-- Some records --
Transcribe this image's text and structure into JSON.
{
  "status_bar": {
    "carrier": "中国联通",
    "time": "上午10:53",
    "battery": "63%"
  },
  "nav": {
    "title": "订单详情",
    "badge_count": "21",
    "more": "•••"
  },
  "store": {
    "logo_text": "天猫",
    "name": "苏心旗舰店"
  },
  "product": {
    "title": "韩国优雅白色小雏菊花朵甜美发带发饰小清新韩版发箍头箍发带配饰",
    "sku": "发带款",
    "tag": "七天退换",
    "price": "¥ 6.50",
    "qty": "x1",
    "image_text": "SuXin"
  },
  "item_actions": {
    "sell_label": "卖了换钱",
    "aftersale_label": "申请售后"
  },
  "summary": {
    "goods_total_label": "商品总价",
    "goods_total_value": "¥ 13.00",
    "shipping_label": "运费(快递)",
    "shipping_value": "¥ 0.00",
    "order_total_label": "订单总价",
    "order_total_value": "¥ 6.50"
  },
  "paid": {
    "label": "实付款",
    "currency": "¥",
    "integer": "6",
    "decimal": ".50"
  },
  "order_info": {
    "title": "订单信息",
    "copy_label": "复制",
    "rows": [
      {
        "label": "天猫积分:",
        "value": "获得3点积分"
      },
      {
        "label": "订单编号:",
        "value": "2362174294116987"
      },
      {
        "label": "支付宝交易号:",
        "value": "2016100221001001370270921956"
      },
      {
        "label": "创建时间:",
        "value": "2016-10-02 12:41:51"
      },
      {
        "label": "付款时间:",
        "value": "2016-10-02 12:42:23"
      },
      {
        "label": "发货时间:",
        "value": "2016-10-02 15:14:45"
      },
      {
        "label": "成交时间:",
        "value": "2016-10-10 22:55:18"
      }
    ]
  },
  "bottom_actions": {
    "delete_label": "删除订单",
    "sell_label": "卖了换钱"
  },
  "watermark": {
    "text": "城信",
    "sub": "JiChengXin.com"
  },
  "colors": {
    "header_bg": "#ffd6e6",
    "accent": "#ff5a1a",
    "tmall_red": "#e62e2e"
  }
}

-- Job --
Repeat the listing exactly, from its first line to its last.

-- Response --
Transcribe this image's text and structure into JSON.
{
  "status_bar": {
    "carrier": "中国联通",
    "time": "上午10:53",
    "battery": "63%"
  },
  "nav": {
    "title": "订单详情",
    "badge_count": "21",
    "more": "•••"
  },
  "store": {
    "logo_text": "天猫",
    "name": "苏心旗舰店"
  },
  "product": {
    "title": "韩国优雅白色小雏菊花朵甜美发带发饰小清新韩版发箍头箍发带配饰",
    "sku": "发带款",
    "tag": "七天退换",
    "price": "¥ 6.50",
    "qty": "x1",
    "image_text": "SuXin"
  },
  "item_actions": {
    "sell_label": "卖了换钱",
    "aftersale_label": "申请售后"
  },
  "summary": {
    "goods_total_label": "商品总价",
    "goods_total_value": "¥ 13.00",
    "shipping_label": "运费(快递)",
    "shipping_value": "¥ 0.00",
    "order_total_label": "订单总价",
    "order_total_value": "¥ 6.50"
  },
  "paid": {
    "label": "实付款",
    "currency": "¥",
    "integer": "6",
    "decimal": ".50"
  },
  "order_info": {
    "title": "订单信息",
    "copy_label": "复制",
    "rows": [
      {
        "label": "天猫积分:",
        "value": "获得3点积分"
      },
      {
        "label": "订单编号:",
        "value": "2362174294116987"
      },
      {
        "label": "支付宝交易号:",
        "value": "2016100221001001370270921956"
      },
      {
        "label": "创建时间:",
        "value": "2016-10-02 12:41:51"
      },
      {
        "label": "付款时间:",
        "value": "2016-10-02 12:42:23"
      },
      {
        "label": "发货时间:",
        "value": "2016-10-02 15:14:45"
      },
      {
        "label": "成交时间:",
        "value": "2016-10-10 22:55:18"
      }
    ]
  },
  "bottom_actions": {
    "delete_label": "删除订单",
    "sell_label": "卖了换钱"
  },
  "watermark": {
    "text": "城信",
    "sub": "JiChengXin.com"
  },
  "colors": {
    "header_bg": "#ffd6e6",
    "accent": "#ff5a1a",
    "tmall_red": "#e62e2e"
  }
}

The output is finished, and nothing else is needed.